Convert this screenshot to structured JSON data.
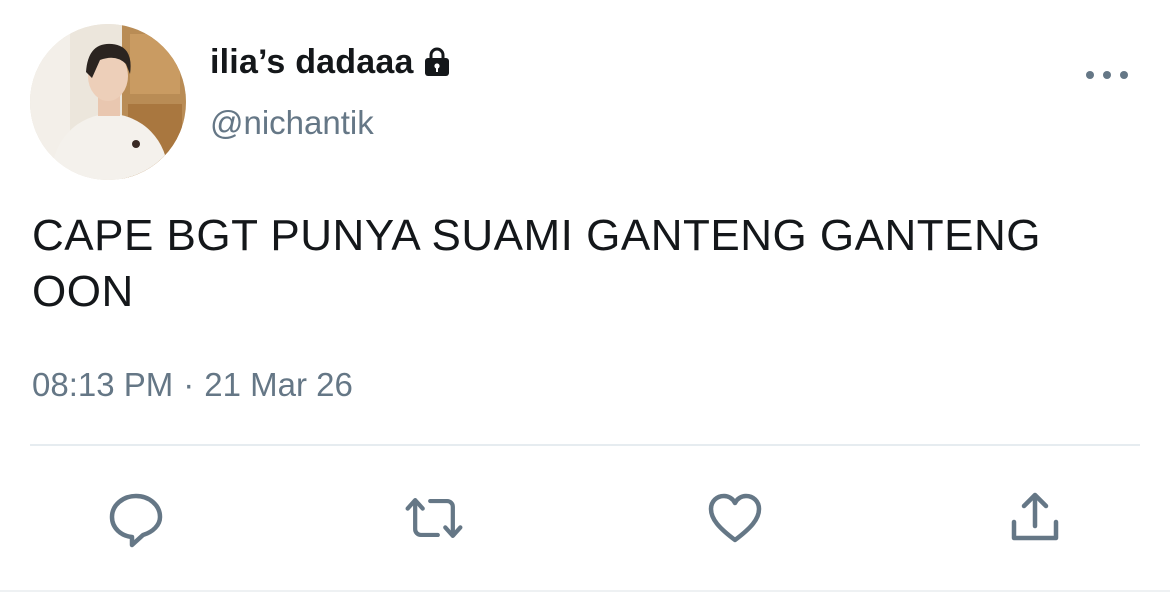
{
  "user": {
    "display_name": "ilia’s dadaaa",
    "handle": "@nichantik",
    "protected": true,
    "avatar": "profile-photo"
  },
  "tweet": {
    "text": "CAPE BGT PUNYA SUAMI GANTENG GANTENG\nOON",
    "time": "08:13 PM",
    "separator": "·",
    "date": "21 Mar 26"
  },
  "icons": {
    "lock": "lock-icon",
    "more": "more-options-icon",
    "reply": "reply-icon",
    "retweet": "retweet-icon",
    "like": "heart-icon",
    "share": "share-icon"
  },
  "colors": {
    "text_primary": "#14171a",
    "text_secondary": "#657786",
    "icon": "#657786",
    "divider": "#e6ecf0"
  }
}
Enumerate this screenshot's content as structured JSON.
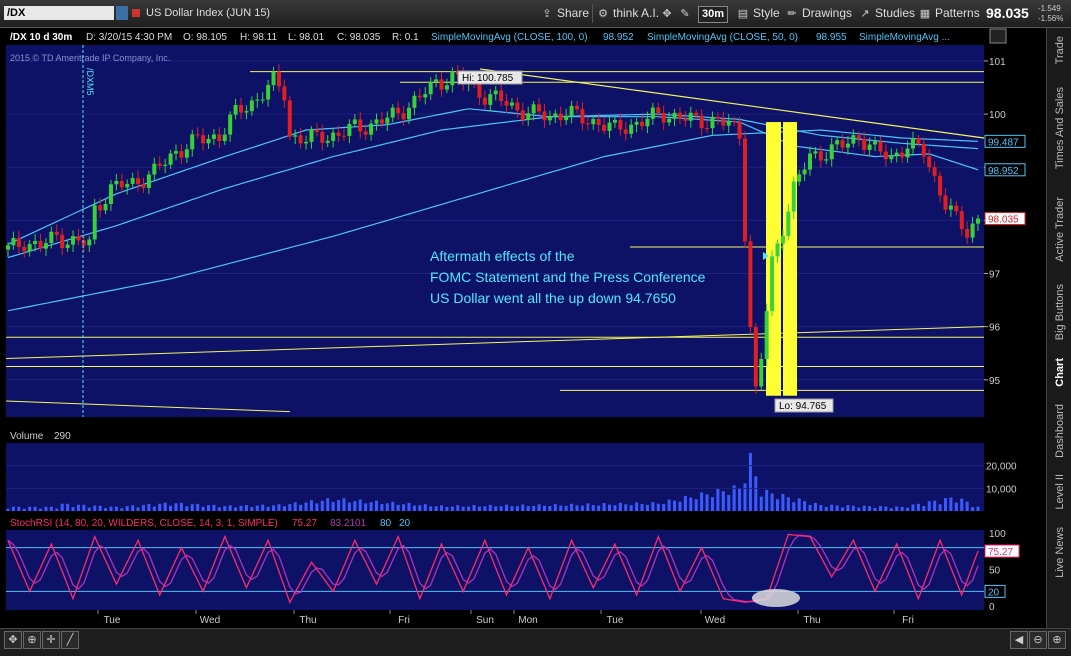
{
  "toolbar": {
    "symbol": "/DX",
    "description": "US Dollar Index (JUN 15)",
    "share": "Share",
    "think_ai": "think A.I.",
    "period": "30m",
    "style": "Style",
    "drawings": "Drawings",
    "studies": "Studies",
    "patterns": "Patterns",
    "last_price": "98.035",
    "change_abs": "-1.549",
    "change_pct": "-1.56%"
  },
  "header": {
    "symbol_period": "/DX 10 d 30m",
    "date": "D: 3/20/15 4:30 PM",
    "open": "O: 98.105",
    "high": "H: 98.11",
    "low": "L: 98.01",
    "close": "C: 98.035",
    "range": "R: 0.1",
    "sma100_label": "SimpleMovingAvg (CLOSE, 100, 0)",
    "sma100_value": "98.952",
    "sma50_label": "SimpleMovingAvg (CLOSE, 50, 0)",
    "sma50_value": "98.955",
    "sma_third_label": "SimpleMovingAvg ...",
    "copyright": "2015 © TD Ameritrade IP Company, Inc.",
    "contract_roll": "/DXM5"
  },
  "annotations": {
    "high_label": "Hi: 100.785",
    "low_label": "Lo: 94.765",
    "note_line1": "Aftermath effects of the",
    "note_line2": "FOMC Statement and the Press Conference",
    "note_line3": "US Dollar went all the up down 94.7650"
  },
  "price_badges": {
    "b1": "99.487",
    "b2": "98.952",
    "b3": "98.035"
  },
  "volume_panel": {
    "label": "Volume",
    "value": "290"
  },
  "stoch_panel": {
    "label": "StochRSI (14, 80, 20, WILDERS, CLOSE, 14, 3, 1, SIMPLE)",
    "k_value": "75.27",
    "d_value": "83.2101",
    "overbought": "80",
    "oversold": "20",
    "badge_k": "75.27",
    "badge_os": "20"
  },
  "right_tabs": [
    "Trade",
    "Times And Sales",
    "Active Trader",
    "Big Buttons",
    "Chart",
    "Dashboard",
    "Level II",
    "Live News"
  ],
  "colors": {
    "plot_bg": "#0d1266",
    "up_candle": "#39d139",
    "down_candle": "#e02020",
    "sma": "#4fc3f7",
    "trendline": "#f5f560",
    "highlight": "#ffff33",
    "note_text": "#4fe8ff",
    "volume": "#3b5bff",
    "stoch_k": "#ff2a6d",
    "stoch_d": "#b030c0"
  },
  "chart_data": {
    "type": "candlestick",
    "title": "/DX 10 d 30m",
    "x_ticks": [
      "Tue",
      "Wed",
      "Thu",
      "Fri",
      "Sun",
      "Mon",
      "Tue",
      "Wed",
      "Thu",
      "Fri"
    ],
    "y_ticks": [
      95,
      96,
      97,
      98,
      99,
      100,
      101
    ],
    "ylim": [
      94.3,
      101.3
    ],
    "volume_ticks": [
      "10,000",
      "20,000"
    ],
    "volume_ylim": [
      0,
      30000
    ],
    "stoch_ticks": [
      0,
      20,
      50,
      80,
      100
    ],
    "stoch_ylim": [
      0,
      100
    ],
    "close_path": [
      [
        0,
        97.45
      ],
      [
        3,
        97.6
      ],
      [
        6,
        97.5
      ],
      [
        9,
        97.7
      ],
      [
        12,
        97.6
      ],
      [
        15,
        97.55
      ],
      [
        16,
        98.2
      ],
      [
        19,
        98.6
      ],
      [
        23,
        98.7
      ],
      [
        27,
        98.9
      ],
      [
        31,
        99.3
      ],
      [
        35,
        99.5
      ],
      [
        39,
        99.6
      ],
      [
        42,
        100.0
      ],
      [
        46,
        100.3
      ],
      [
        49,
        100.6
      ],
      [
        51,
        100.4
      ],
      [
        52,
        99.6
      ],
      [
        55,
        99.5
      ],
      [
        58,
        99.6
      ],
      [
        61,
        99.6
      ],
      [
        64,
        99.75
      ],
      [
        67,
        99.8
      ],
      [
        70,
        99.9
      ],
      [
        73,
        100.1
      ],
      [
        76,
        100.3
      ],
      [
        79,
        100.6
      ],
      [
        82,
        100.7
      ],
      [
        85,
        100.55
      ],
      [
        88,
        100.35
      ],
      [
        91,
        100.25
      ],
      [
        94,
        100.1
      ],
      [
        97,
        100.0
      ],
      [
        100,
        99.95
      ],
      [
        103,
        100.05
      ],
      [
        106,
        99.9
      ],
      [
        109,
        99.85
      ],
      [
        112,
        99.7
      ],
      [
        115,
        99.8
      ],
      [
        118,
        99.9
      ],
      [
        121,
        100.0
      ],
      [
        124,
        99.95
      ],
      [
        127,
        99.85
      ],
      [
        130,
        99.9
      ],
      [
        133,
        99.8
      ],
      [
        135,
        99.6
      ],
      [
        137,
        96.0
      ],
      [
        138,
        94.765
      ],
      [
        139,
        95.4
      ],
      [
        141,
        97.2
      ],
      [
        143,
        97.9
      ],
      [
        145,
        98.6
      ],
      [
        148,
        99.2
      ],
      [
        151,
        99.3
      ],
      [
        154,
        99.4
      ],
      [
        157,
        99.6
      ],
      [
        160,
        99.3
      ],
      [
        163,
        99.2
      ],
      [
        166,
        99.4
      ],
      [
        169,
        99.3
      ],
      [
        171,
        98.8
      ],
      [
        173,
        98.3
      ],
      [
        175,
        98.0
      ],
      [
        177,
        97.8
      ],
      [
        179,
        98.035
      ]
    ],
    "sma_100": [
      [
        0,
        97.3
      ],
      [
        20,
        97.9
      ],
      [
        40,
        98.6
      ],
      [
        60,
        99.2
      ],
      [
        80,
        99.7
      ],
      [
        100,
        99.95
      ],
      [
        120,
        100.0
      ],
      [
        135,
        99.9
      ],
      [
        150,
        99.6
      ],
      [
        165,
        99.45
      ],
      [
        179,
        99.35
      ]
    ],
    "sma_50": [
      [
        0,
        97.55
      ],
      [
        20,
        98.5
      ],
      [
        40,
        99.2
      ],
      [
        55,
        99.7
      ],
      [
        70,
        99.8
      ],
      [
        85,
        100.1
      ],
      [
        100,
        99.95
      ],
      [
        120,
        99.95
      ],
      [
        135,
        99.85
      ],
      [
        145,
        99.4
      ],
      [
        160,
        99.2
      ],
      [
        170,
        99.25
      ],
      [
        179,
        98.952
      ]
    ],
    "sma_slow": [
      [
        0,
        96.3
      ],
      [
        30,
        96.9
      ],
      [
        60,
        97.7
      ],
      [
        90,
        98.6
      ],
      [
        110,
        99.2
      ],
      [
        130,
        99.6
      ],
      [
        150,
        99.7
      ],
      [
        165,
        99.55
      ],
      [
        179,
        99.487
      ]
    ],
    "stoch_k": [
      [
        0,
        90
      ],
      [
        4,
        20
      ],
      [
        8,
        85
      ],
      [
        12,
        10
      ],
      [
        16,
        95
      ],
      [
        20,
        30
      ],
      [
        24,
        90
      ],
      [
        28,
        15
      ],
      [
        32,
        80
      ],
      [
        36,
        20
      ],
      [
        40,
        95
      ],
      [
        44,
        25
      ],
      [
        48,
        90
      ],
      [
        52,
        5
      ],
      [
        56,
        60
      ],
      [
        60,
        20
      ],
      [
        64,
        90
      ],
      [
        68,
        30
      ],
      [
        72,
        95
      ],
      [
        76,
        10
      ],
      [
        80,
        85
      ],
      [
        84,
        20
      ],
      [
        88,
        90
      ],
      [
        92,
        15
      ],
      [
        96,
        80
      ],
      [
        100,
        10
      ],
      [
        104,
        90
      ],
      [
        108,
        25
      ],
      [
        112,
        85
      ],
      [
        116,
        15
      ],
      [
        120,
        95
      ],
      [
        124,
        20
      ],
      [
        128,
        80
      ],
      [
        132,
        10
      ],
      [
        136,
        5
      ],
      [
        140,
        10
      ],
      [
        144,
        98
      ],
      [
        148,
        95
      ],
      [
        152,
        40
      ],
      [
        156,
        90
      ],
      [
        160,
        20
      ],
      [
        164,
        85
      ],
      [
        168,
        10
      ],
      [
        172,
        90
      ],
      [
        176,
        15
      ],
      [
        179,
        75.27
      ]
    ],
    "volume_spikes": [
      [
        10,
        3500
      ],
      [
        20,
        2000
      ],
      [
        30,
        4000
      ],
      [
        40,
        2500
      ],
      [
        50,
        3000
      ],
      [
        60,
        6000
      ],
      [
        80,
        2500
      ],
      [
        100,
        3000
      ],
      [
        120,
        4000
      ],
      [
        135,
        12000
      ],
      [
        137,
        26000
      ],
      [
        138,
        18000
      ],
      [
        139,
        10000
      ],
      [
        141,
        9000
      ],
      [
        150,
        3000
      ],
      [
        165,
        2000
      ],
      [
        175,
        7000
      ],
      [
        179,
        2000
      ]
    ],
    "horizontal_levels": [
      100.8,
      100.6,
      97.5,
      95.8,
      95.25,
      94.8
    ]
  }
}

- - -

Find the word "this" in the entries above and gather every line that holds it.

Convert this screenshot to structured JSON data.
Enumerate this screenshot's content as structured JSON.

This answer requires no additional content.